-- Begin --

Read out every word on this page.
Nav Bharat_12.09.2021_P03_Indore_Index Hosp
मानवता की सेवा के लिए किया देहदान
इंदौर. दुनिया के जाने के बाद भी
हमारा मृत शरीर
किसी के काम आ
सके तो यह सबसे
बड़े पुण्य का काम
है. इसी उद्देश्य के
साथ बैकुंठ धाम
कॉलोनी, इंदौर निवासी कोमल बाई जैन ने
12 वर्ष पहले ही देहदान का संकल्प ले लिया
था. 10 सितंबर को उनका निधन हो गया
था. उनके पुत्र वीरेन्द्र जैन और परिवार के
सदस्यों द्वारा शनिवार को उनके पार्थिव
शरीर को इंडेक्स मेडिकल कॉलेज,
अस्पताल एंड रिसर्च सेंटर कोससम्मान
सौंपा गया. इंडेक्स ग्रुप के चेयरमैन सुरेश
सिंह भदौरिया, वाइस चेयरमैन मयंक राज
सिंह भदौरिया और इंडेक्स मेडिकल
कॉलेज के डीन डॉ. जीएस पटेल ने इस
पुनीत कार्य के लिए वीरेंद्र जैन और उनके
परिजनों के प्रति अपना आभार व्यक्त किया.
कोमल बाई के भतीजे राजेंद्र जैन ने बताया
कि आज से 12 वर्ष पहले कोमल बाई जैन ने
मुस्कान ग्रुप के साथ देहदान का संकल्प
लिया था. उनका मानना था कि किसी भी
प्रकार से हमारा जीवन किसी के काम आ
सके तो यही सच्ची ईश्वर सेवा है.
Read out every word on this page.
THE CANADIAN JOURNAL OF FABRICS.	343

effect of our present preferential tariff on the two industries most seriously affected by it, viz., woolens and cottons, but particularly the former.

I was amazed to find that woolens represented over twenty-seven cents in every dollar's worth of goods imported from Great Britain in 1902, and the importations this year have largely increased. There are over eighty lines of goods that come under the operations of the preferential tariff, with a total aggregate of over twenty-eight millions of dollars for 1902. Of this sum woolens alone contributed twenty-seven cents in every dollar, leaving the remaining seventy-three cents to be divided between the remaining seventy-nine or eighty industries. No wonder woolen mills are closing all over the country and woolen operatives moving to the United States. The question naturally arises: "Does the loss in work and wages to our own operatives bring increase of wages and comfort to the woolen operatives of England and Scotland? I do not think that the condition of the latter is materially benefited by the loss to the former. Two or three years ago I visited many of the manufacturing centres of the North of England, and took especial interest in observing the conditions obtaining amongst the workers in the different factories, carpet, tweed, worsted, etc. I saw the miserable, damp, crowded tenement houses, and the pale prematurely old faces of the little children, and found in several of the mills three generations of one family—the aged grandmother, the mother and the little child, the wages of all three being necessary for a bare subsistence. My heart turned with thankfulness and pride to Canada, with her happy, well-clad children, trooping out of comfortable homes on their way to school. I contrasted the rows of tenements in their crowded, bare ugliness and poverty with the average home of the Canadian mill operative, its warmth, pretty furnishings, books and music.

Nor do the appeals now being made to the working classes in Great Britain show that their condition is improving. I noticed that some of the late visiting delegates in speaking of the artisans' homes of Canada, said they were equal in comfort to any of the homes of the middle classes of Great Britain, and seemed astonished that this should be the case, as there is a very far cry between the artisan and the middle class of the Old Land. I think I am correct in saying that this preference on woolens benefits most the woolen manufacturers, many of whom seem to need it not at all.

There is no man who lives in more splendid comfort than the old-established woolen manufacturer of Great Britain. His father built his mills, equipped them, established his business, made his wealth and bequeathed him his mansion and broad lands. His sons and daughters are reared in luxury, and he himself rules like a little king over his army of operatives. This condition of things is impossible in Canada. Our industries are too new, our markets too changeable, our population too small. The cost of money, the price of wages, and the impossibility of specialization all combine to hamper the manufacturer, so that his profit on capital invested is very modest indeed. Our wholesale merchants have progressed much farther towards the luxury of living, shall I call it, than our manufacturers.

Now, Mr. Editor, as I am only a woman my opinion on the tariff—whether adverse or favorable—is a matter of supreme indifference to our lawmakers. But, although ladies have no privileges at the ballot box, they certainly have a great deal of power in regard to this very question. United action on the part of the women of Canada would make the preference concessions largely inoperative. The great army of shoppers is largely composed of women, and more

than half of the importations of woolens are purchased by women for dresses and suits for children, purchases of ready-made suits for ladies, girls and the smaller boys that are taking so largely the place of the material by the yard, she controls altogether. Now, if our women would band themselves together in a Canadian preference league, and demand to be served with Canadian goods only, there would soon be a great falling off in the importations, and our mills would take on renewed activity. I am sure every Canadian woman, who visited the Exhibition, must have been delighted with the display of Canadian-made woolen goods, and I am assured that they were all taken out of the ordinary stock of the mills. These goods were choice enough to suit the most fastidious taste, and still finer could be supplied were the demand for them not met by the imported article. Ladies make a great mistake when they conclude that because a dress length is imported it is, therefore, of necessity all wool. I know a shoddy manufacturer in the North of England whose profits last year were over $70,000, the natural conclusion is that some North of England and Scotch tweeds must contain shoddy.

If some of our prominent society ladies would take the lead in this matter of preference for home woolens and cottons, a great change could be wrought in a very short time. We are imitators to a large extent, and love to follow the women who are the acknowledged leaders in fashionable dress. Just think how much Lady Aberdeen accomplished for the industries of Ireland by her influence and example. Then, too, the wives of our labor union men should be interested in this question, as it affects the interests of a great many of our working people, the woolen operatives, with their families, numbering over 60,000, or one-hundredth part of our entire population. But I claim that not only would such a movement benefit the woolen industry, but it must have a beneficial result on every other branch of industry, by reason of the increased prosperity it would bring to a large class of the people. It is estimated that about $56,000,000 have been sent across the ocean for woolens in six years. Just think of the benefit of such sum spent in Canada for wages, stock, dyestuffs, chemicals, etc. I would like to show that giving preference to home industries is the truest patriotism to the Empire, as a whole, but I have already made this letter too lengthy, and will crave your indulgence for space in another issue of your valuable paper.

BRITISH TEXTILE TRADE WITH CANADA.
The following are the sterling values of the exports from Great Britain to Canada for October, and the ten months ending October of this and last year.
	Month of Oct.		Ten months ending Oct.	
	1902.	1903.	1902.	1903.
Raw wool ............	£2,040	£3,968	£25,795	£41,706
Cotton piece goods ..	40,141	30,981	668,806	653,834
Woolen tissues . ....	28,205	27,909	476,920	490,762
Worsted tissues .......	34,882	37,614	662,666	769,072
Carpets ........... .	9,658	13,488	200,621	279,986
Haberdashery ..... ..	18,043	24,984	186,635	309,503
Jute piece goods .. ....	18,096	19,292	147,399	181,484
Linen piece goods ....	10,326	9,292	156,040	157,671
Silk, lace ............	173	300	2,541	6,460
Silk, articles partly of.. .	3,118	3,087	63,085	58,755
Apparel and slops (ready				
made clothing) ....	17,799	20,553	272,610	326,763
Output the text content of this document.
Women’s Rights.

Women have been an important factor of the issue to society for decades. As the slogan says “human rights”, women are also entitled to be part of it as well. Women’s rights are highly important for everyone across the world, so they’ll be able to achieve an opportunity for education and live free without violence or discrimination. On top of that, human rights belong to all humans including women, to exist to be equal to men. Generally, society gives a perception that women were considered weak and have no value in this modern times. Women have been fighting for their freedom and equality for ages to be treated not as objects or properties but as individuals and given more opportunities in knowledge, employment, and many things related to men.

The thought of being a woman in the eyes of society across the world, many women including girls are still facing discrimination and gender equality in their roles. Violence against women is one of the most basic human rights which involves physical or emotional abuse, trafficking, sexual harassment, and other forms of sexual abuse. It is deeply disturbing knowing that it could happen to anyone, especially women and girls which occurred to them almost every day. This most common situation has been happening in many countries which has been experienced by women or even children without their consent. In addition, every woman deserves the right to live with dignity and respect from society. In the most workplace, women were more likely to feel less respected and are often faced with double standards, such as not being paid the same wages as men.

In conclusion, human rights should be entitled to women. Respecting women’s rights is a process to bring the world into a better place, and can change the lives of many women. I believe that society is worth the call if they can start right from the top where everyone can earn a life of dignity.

-- End --

▸ Exercise description
Scan the lines above for "months", then copy every one that has it.

▸ Answer to the exercise
The following are the sterling values of the exports from Great Britain to Canada for October, and the ten months ending October of this and last year.
	Month of Oct.		Ten months ending Oct.	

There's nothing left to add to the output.